Which lines in the records below contain the word "także"? Copy each of them.

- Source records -
◆ ◆ ◆ ◆ ◆
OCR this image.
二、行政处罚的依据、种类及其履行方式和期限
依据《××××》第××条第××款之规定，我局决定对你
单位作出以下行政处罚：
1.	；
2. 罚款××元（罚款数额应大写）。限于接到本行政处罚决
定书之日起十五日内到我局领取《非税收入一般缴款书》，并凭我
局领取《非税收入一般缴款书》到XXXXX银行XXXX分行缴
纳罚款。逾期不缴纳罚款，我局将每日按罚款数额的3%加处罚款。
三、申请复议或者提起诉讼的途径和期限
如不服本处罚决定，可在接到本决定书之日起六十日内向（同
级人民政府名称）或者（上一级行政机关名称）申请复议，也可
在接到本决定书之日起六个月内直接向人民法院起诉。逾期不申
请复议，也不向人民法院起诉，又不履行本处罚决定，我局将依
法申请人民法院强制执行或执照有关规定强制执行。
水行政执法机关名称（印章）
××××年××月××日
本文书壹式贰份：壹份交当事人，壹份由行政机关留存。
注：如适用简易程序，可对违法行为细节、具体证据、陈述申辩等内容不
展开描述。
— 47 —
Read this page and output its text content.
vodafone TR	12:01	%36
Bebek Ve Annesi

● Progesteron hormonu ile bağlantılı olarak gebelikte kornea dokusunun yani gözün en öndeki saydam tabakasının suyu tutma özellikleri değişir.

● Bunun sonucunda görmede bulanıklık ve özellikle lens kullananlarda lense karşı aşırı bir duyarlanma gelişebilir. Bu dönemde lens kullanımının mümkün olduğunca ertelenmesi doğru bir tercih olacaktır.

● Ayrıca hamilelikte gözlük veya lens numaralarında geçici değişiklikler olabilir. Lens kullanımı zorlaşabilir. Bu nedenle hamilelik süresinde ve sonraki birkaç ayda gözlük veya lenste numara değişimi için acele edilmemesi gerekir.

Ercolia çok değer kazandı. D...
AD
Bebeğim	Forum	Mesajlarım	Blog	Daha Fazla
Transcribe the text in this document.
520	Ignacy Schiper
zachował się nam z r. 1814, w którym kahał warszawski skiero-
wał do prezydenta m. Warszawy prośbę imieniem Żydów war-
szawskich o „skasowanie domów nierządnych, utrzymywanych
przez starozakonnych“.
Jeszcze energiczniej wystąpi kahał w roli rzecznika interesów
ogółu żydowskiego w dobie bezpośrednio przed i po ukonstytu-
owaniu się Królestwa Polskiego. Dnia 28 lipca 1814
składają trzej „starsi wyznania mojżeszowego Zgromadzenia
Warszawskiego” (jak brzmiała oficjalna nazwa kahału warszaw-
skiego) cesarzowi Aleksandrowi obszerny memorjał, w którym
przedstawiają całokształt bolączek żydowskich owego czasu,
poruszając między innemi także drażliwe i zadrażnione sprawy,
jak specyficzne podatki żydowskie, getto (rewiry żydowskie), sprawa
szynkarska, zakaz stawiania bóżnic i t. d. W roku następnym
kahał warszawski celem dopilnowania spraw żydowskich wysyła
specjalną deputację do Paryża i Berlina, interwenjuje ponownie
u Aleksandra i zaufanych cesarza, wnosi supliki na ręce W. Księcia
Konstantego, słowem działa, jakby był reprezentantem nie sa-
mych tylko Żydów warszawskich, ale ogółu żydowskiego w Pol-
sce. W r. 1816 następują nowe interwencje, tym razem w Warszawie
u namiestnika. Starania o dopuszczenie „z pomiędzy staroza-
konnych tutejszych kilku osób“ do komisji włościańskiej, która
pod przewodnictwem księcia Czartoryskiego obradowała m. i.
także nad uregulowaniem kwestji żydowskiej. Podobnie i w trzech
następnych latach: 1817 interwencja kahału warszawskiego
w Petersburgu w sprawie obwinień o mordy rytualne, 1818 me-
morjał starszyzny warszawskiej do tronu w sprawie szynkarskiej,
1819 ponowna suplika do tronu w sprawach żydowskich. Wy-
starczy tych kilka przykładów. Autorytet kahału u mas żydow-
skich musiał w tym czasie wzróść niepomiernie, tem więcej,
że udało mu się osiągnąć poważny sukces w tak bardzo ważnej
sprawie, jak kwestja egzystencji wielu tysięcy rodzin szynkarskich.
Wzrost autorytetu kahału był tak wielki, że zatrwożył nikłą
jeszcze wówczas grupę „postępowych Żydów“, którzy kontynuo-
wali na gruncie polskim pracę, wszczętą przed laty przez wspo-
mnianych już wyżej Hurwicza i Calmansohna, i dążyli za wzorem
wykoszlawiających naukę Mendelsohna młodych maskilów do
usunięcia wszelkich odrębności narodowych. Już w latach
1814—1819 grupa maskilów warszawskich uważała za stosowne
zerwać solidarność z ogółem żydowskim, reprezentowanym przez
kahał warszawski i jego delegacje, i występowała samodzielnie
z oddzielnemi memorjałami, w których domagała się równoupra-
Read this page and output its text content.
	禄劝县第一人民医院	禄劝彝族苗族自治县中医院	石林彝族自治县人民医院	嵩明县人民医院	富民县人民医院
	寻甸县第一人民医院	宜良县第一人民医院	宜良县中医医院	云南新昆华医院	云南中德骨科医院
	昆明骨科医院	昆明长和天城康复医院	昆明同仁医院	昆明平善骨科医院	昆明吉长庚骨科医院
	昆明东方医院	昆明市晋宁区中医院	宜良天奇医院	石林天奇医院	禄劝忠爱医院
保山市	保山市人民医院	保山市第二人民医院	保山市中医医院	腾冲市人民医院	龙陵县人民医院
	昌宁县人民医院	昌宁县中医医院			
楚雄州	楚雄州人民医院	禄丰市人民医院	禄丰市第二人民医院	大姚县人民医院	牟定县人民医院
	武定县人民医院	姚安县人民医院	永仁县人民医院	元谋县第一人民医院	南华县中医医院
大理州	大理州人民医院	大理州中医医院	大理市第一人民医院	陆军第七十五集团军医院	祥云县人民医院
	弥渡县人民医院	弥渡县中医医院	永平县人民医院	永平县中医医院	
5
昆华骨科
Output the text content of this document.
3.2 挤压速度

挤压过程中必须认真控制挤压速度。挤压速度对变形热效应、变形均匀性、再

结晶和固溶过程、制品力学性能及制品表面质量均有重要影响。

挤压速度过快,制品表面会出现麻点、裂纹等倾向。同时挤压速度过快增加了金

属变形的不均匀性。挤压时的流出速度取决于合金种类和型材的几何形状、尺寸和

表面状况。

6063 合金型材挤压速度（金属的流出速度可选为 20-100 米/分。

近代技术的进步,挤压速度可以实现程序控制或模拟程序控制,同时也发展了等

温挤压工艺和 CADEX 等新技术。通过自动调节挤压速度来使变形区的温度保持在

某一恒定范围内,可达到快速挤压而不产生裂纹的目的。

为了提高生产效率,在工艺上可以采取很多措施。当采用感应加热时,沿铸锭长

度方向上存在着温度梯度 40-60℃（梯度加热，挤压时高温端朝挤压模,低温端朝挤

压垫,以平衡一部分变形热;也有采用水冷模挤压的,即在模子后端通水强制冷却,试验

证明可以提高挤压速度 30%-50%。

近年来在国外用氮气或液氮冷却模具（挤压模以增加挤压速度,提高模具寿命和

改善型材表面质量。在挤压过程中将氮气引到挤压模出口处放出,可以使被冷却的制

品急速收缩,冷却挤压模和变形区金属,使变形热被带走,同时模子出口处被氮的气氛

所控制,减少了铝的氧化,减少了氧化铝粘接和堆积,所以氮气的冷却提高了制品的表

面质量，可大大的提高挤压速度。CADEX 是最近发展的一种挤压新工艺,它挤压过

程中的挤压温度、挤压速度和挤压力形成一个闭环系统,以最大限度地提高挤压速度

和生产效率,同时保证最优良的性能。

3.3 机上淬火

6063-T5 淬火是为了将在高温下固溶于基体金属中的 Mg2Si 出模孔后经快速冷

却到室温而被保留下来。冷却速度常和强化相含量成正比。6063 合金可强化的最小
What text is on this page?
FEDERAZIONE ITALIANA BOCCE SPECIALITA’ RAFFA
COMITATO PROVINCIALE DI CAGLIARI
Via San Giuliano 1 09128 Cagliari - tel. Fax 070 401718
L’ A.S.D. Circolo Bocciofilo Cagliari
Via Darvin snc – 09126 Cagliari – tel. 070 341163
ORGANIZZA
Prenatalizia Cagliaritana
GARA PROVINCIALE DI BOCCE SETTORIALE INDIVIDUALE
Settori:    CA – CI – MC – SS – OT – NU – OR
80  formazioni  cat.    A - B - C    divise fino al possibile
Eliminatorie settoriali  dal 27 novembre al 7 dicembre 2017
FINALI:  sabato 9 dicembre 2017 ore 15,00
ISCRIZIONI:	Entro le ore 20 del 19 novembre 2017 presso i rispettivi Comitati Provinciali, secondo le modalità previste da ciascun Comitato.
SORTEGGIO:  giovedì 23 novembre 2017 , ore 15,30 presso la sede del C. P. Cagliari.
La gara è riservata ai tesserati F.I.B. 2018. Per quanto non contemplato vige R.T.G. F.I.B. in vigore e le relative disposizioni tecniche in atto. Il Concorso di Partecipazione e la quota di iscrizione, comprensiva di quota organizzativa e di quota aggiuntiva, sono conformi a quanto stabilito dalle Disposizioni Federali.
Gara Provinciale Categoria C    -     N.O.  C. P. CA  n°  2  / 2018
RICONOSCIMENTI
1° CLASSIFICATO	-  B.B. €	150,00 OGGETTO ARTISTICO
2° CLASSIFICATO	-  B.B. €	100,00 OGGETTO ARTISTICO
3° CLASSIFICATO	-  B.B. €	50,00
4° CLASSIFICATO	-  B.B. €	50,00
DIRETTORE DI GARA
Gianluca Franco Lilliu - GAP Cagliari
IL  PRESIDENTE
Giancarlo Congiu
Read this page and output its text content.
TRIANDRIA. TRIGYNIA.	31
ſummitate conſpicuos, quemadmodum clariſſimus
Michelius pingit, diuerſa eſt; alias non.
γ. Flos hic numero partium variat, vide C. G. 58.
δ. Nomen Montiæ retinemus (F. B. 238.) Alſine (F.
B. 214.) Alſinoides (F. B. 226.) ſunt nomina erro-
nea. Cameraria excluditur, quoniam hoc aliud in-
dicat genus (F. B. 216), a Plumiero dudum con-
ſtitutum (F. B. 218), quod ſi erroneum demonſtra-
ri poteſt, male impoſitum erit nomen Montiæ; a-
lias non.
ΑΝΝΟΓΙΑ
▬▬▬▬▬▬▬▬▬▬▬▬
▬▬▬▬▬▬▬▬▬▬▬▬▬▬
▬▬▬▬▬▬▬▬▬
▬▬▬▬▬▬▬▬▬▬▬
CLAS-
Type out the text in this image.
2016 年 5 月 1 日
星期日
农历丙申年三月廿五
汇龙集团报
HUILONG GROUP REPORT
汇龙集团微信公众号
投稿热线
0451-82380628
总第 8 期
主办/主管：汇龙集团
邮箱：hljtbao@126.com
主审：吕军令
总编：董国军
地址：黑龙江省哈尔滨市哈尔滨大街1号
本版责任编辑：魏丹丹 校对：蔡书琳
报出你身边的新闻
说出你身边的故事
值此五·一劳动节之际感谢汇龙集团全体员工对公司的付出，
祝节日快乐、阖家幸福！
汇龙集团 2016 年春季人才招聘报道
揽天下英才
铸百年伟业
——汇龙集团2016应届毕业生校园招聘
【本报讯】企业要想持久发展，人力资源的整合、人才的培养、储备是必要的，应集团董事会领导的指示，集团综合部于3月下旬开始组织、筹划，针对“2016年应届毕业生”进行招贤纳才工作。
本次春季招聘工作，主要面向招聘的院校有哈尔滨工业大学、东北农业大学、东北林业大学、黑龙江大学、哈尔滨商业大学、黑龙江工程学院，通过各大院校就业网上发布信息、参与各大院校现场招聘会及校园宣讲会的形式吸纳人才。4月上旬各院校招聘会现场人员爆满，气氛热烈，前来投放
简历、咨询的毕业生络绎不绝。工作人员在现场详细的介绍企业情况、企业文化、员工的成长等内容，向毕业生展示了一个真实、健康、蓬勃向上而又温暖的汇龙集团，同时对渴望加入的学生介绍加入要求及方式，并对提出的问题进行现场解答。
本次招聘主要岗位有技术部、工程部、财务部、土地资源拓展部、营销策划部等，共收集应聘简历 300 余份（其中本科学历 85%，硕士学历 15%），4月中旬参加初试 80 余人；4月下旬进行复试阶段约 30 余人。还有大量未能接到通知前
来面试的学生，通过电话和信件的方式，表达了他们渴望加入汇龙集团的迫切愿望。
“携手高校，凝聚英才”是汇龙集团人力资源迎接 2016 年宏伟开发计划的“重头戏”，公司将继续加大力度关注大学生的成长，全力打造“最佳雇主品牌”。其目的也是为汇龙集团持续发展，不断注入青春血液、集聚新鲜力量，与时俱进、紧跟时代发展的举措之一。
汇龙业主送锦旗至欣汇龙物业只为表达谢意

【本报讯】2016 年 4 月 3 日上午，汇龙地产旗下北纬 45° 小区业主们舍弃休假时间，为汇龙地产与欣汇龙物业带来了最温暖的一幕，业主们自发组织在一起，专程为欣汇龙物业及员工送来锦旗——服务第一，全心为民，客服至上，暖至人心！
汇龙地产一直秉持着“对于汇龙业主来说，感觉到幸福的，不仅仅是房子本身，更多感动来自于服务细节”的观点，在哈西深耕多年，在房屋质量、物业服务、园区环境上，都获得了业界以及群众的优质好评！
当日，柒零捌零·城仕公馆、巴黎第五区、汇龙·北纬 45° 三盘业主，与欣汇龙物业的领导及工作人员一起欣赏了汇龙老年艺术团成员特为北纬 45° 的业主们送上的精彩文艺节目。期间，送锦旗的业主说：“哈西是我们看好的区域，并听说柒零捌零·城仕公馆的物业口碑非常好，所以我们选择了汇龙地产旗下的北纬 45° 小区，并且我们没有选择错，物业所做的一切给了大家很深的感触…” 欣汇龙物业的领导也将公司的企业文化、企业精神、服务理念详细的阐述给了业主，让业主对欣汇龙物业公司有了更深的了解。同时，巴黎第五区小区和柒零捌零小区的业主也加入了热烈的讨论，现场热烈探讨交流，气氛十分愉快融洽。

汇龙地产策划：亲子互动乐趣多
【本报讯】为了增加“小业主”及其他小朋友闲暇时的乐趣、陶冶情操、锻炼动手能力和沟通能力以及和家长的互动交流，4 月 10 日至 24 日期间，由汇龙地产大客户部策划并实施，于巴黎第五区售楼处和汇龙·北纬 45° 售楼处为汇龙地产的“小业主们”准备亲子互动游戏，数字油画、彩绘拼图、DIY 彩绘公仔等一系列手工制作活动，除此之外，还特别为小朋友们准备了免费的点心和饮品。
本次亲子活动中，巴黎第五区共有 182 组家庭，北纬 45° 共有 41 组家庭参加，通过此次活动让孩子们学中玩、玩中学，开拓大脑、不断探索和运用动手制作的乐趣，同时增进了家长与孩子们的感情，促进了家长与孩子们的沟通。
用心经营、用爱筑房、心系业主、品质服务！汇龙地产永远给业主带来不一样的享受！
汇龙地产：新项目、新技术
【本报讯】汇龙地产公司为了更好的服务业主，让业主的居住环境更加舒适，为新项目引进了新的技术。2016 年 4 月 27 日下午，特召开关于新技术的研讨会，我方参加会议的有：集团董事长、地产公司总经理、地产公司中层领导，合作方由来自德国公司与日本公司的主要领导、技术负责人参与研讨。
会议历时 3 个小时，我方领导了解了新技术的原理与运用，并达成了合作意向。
◆ ◆ ◆ ◆ ◆
- COMPLETED EXERCISE -
poruszając między innemi także drażliwe i zadrażnione sprawy,
także nad uregulowaniem kwestji żydowskiej. Podobnie i w trzech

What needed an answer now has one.